The “aid industry” provides employment for many thousands of people. Consequently, a large percentage of the money spent on foreign aid goes to cover overhead costs, including administration, travel and accommodation. Michael Maren, a former aid worker, writes that the money spent on aid bureaucracies creates perverse incentives. “We have to take advantage of this famine to expand our regular program,” argued one aid official that Maren encountered in Africa. She saw hunger and poverty as “a growth opportunity”. “Whatever the original intentions,” Maren notes, “aid programs had become an end in themselves.” 

Dealing with swarms of donors and aid agencies, all of whom require some degree of attention, puts an enormous strain on African bureaucracies. The time and effort spent on dealing with the needs of foreign donors rather than concentrating on the population has further distanced African governments from their electorates. Working with aid organizations operating in Kenya, for example, became such a problem that the “government and donors… agreed on some principles of partnership that included a ‘quiet time’ between May 1 and June 30 each year.” 

Moreover, effective and efficient delivery of aid by a multitude of actors has proved to be an insurmountable challenge. Often, it has resulted in “duplication” of their efforts. Thus, “monitoring surveys indicate that limited progress has been made toward coordination goals by the United States or donors in general.” In Ethiopia, for instance, government officials spend “half to one-third of their time” participating in “coordination meetings” with a multitude of NGOs, international aid agencies and bilateral donors. 

Also, many foreign donors have their own agendas that may be detrimental to the welfare of the very people they are supposed to be there to help. Like the 19th-century European missionaries who went to Africa to spread their idea of a “good life”, modern day aid missionaries have found in Africa a fertile ground for social experiments that would never be accepted in their home countries. Tanzania, for example, is still recovering from an attempt to centrally plan the economy, the so-called “Ujaama” policy of collectivization that was bankrolled to the tune of $10 billion by socialist governments in Scandinavian countries in the 1970s and 1980s. Similarly, some Western NGOs, like Oxfam, have urged African countries not to liberalise their trade regimes even though there is a general consensus among academics that free trade is an important source of economic growth and prosperity.

**Requirements:**
1. In the text on foreign aid, between which dates does Kenya's annual "quiet time" with donors fall?
2. List every country mentioned by name in the text on foreign aid.
3. Pick up the text on foreign aid after its last sentence and keep writing it.

**Data rows:**
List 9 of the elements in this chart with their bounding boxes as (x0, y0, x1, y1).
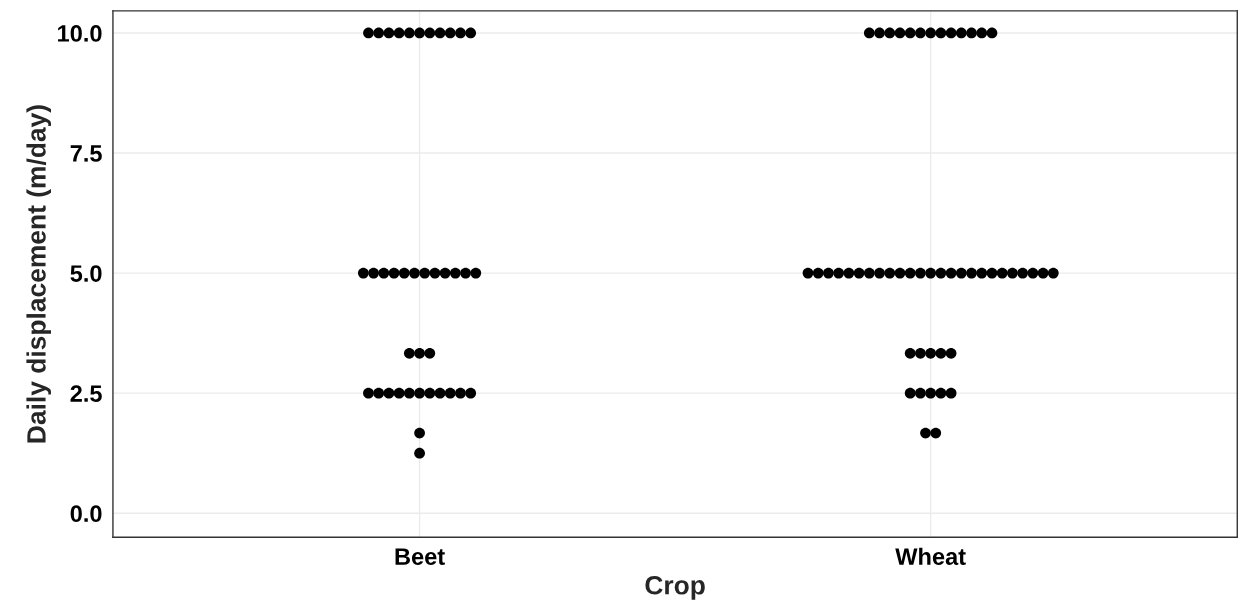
y-tick-label: 10.0 (58, 25, 102, 42)
x-tick-label: Wheat (895, 547, 966, 565)
y-axis-title: Daily displacement (m/day) (26, 105, 52, 443)
y-tick-label: 0.0 (70, 505, 102, 523)
x-tick-label: Beet (395, 548, 445, 565)
x-axis-title: Crop (645, 575, 705, 600)
y-tick-label: 5.0 (70, 265, 102, 282)
y-tick-label: 2.5 (70, 385, 102, 402)
y-tick-label: 7.5 (70, 145, 102, 162)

**Outputs in order:**
1. Between May 1 and June 30.

2. Kenya, the United States, Ethiopia, Tanzania

3.
Research also suggests that some aid ends up in the pockets of government bureaucrats instead of reaching the intended beneficiaries. During a 2012 panel on economic and social policy, then World Bank President Ban Ki-moon claimed that 30 per cent of development aid “failed to reach its final destination”. A leaked 2009 cable from the U.S. embassy in Nairobi revealed that $1.3 million in aid for schools was “misappropriated” and another $17.3 million worth of textbooks purchased with aid dollars was “lost” by government officials.

Aid also encourages rent-seeking in recipient countries. Special interest groups and individuals focus their efforts not on being productive, but on lobbying government officials in order to get access to aid. In that way, aid reduces potential economic output and encourages corruption and political conflict. 

Moreover, by transferring resources to the favored projects of government officials, competition among domestic producers is undermined. As a result of government favoritism, parts of the domestic consumer base may become captive to firms that provide shoddy and expensive goods and services. 

Similarly, aid can undermine the international competitiveness of African exports by artificially strengthening the local currency. As researchers at the IMF found, “aid inflows have systematic adverse effects on a [recipient] country’s competitiveness, as reflected in a decline in the share of labor intensive and tradable industries in the manufacturing sector. We… [found] evidence suggesting that these effects stem from the real exchange rate overvaluation caused by aid inflows.”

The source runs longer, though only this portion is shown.